Dominance of the Burgundian court
Bold pomegranate- or artichoke-patterned silks are characteristic of the 15th century, as are richly coloured velvets and woolens. Fine linen was important for headdresses and for the shirts and chemises revealed by new lower necklines and slashing.
With England and France mired in the Hundred Years War and its aftermath and then the English Wars of the Roses through most of the century, European fashion north of the Alps was dominated by the glittering court of the Duchy of Burgundy, especially under the fashion-conscious power-broker Philip the Good (ruled 1419-1469). Having added Holland and Flanders to their dominion, the Dukes of Burgundy had access to the latest fabrics of Italy and the East and to English wool exports through the great trading cities of Bruges and Antwerp. Purchases of fabrics through Italian merchants like the two cousins Giovanni Arnolfini amounted to a noticeable proportion of all government expenditure. Especially in Florence, where sumptuary laws prevented the citizens from wearing the most luxurious cloths on which the city's fortunes were built, the materials of men's clothing in particular often appear plain in paintings, but contemporaries who understood the difference in grades of cloth very well would have appreciated the beauty and great expense of a very fine grade.
★ ★ ★ ★ ★ ★ ★
## Exercise instructions
A. Reproduce the Burgundian court passage word for word from "Dominance of the" to "necklines and slashing.".
B. For each statement, say yes or no depending on whether it agrees with the Burgundian court passage, and quote the words of the passage that decide it. (i) Philip the Good ruled from 1419 to 1469. (ii) In Florence, sumptuary laws allowed citizens to wear the most luxurious cloths. (iii) Fine linen was important for headdresses.
The records come from a separate source.

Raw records
★ ★ ★ ★ ★ ★ ★
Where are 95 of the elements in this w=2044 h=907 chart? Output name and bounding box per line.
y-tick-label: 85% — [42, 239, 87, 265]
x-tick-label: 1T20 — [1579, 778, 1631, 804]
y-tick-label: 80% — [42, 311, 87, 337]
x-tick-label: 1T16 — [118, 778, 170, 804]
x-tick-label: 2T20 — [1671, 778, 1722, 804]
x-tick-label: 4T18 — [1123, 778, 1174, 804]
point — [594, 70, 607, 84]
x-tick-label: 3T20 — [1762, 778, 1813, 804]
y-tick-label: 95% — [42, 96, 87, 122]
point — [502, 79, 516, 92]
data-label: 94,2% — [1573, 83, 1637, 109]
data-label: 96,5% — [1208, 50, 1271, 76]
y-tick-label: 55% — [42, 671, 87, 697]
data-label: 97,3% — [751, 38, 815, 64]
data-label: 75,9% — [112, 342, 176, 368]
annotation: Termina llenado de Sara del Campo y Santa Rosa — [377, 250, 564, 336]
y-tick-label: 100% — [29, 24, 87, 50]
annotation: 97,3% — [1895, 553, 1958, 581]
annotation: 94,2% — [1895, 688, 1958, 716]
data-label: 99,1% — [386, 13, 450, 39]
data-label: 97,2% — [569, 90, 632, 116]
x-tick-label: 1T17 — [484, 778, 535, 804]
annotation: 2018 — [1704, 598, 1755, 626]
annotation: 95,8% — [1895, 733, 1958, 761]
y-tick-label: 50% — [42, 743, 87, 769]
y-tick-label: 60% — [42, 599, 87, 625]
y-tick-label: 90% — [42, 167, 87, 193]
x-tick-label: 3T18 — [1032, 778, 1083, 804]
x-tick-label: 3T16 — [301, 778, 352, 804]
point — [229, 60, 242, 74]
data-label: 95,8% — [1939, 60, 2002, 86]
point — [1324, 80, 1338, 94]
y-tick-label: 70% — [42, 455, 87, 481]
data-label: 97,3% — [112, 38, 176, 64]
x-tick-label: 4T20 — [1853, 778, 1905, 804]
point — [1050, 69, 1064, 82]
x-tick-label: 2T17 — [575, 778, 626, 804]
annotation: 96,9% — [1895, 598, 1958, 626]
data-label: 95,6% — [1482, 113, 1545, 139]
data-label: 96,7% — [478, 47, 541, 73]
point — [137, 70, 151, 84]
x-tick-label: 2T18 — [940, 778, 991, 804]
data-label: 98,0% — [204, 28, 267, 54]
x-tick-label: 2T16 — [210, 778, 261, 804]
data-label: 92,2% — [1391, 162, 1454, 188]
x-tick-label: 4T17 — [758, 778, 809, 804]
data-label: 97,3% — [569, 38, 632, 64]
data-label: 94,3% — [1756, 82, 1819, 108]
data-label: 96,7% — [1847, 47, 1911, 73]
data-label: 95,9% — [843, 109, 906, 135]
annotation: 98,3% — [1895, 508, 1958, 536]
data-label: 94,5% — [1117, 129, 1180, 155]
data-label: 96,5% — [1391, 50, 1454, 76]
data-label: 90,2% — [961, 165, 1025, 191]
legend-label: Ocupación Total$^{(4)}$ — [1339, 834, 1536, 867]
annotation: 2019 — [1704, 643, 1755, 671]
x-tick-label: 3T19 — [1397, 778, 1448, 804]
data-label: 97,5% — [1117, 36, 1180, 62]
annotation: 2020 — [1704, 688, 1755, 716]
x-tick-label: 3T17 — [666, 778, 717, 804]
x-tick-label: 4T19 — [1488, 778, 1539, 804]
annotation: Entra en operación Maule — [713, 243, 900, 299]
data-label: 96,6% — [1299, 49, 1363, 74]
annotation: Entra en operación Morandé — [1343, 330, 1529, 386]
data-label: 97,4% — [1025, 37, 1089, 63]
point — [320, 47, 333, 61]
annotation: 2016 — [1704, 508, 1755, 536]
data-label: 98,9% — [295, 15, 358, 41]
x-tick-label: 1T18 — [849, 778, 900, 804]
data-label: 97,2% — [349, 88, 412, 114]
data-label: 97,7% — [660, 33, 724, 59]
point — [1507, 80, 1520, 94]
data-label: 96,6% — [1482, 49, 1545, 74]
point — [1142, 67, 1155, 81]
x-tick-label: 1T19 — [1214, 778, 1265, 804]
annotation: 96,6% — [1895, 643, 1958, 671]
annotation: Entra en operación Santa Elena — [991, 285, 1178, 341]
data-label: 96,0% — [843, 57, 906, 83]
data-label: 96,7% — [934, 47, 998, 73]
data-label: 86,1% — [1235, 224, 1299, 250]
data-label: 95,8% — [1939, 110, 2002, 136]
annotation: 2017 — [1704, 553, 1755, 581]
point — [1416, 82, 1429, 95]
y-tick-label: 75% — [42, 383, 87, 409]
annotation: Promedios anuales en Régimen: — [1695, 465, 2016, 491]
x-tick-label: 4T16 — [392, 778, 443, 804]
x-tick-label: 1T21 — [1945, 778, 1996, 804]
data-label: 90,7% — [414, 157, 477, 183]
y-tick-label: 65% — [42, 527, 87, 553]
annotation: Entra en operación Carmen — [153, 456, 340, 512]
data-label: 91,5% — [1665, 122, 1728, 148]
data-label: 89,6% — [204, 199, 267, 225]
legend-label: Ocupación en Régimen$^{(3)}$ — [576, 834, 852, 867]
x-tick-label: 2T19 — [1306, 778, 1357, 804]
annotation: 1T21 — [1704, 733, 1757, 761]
★ ★ ★ ★ ★ ★ ★
## Answers in order
A.
Dominance of the Burgundian court
Bold pomegranate- or artichoke-patterned silks are characteristic of the 15th century, as are richly coloured velvets and woolens. Fine linen was important for headdresses and for the shirts and chemises revealed by new lower necklines and slashing.

B.
(i) Yes: "Philip the Good (ruled 1419-1469)"
(ii) No: "sumptuary laws prevented the citizens from wearing the most luxurious cloths"
(iii) Yes: "Fine linen was important for headdresses"